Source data
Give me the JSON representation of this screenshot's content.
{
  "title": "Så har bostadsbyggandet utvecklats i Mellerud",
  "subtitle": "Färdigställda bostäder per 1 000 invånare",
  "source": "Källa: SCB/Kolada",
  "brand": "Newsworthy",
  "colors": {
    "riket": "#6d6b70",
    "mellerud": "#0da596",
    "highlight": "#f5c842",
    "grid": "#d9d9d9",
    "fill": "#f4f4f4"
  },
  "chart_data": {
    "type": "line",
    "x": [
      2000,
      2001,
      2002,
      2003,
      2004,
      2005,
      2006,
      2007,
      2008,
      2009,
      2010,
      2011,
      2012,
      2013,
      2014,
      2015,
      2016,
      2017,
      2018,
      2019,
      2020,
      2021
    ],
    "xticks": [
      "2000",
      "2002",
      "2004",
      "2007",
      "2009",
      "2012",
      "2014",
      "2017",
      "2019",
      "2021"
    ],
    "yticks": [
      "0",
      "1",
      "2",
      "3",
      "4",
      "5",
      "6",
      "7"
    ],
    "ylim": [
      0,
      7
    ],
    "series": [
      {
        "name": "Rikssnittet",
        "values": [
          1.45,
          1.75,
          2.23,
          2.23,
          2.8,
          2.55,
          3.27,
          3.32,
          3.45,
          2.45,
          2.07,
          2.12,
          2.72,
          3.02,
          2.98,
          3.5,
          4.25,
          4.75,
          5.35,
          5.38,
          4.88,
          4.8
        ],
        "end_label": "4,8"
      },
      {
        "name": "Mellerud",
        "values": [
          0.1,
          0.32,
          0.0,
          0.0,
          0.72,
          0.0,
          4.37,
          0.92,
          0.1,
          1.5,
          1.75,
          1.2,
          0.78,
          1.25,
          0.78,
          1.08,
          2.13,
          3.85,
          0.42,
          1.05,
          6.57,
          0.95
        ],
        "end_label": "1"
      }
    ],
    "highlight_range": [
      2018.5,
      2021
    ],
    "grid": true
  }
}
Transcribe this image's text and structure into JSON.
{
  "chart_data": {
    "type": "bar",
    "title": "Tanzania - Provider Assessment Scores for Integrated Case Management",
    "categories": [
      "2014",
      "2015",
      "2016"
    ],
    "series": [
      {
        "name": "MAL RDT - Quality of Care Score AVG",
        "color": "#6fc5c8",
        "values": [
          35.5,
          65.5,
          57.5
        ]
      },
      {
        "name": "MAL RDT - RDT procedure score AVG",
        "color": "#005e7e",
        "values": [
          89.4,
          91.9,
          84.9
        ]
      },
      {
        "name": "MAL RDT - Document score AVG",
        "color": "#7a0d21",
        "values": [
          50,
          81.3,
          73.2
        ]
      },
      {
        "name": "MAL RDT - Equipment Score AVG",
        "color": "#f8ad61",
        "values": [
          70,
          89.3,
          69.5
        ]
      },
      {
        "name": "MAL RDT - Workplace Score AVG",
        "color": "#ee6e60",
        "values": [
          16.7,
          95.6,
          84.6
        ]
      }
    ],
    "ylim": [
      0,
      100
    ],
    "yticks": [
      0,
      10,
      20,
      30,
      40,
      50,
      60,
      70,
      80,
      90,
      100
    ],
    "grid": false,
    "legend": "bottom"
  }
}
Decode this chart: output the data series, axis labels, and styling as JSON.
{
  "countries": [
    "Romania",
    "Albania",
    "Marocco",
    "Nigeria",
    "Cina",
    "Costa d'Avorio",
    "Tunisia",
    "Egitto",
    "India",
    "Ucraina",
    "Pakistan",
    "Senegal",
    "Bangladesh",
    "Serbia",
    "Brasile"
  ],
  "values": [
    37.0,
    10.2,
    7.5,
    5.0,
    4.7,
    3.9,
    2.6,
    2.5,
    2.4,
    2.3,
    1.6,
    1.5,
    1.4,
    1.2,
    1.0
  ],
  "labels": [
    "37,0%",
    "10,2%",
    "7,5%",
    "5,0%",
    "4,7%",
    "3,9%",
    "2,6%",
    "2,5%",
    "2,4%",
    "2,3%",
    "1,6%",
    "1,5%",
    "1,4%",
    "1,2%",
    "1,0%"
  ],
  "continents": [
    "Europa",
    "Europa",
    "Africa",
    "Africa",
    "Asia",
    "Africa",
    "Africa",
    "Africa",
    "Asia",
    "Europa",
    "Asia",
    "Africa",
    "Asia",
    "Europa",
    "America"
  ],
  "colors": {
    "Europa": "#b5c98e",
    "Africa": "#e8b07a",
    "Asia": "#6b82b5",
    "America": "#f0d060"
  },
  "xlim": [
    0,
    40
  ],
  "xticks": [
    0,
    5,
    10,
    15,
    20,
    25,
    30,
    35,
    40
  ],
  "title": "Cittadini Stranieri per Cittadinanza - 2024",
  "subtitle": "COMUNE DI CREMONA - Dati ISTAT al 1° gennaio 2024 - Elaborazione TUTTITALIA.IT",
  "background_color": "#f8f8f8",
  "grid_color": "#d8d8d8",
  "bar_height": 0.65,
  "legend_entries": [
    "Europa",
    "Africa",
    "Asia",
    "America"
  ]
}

__Exercise objective__
Pull out every line of the records that includes the string "subtitle".

__Response__
  "subtitle": "Färdigställda bostäder per 1 000 invånare",
  "subtitle": "COMUNE DI CREMONA - Dati ISTAT al 1° gennaio 2024 - Elaborazione TUTTITALIA.IT",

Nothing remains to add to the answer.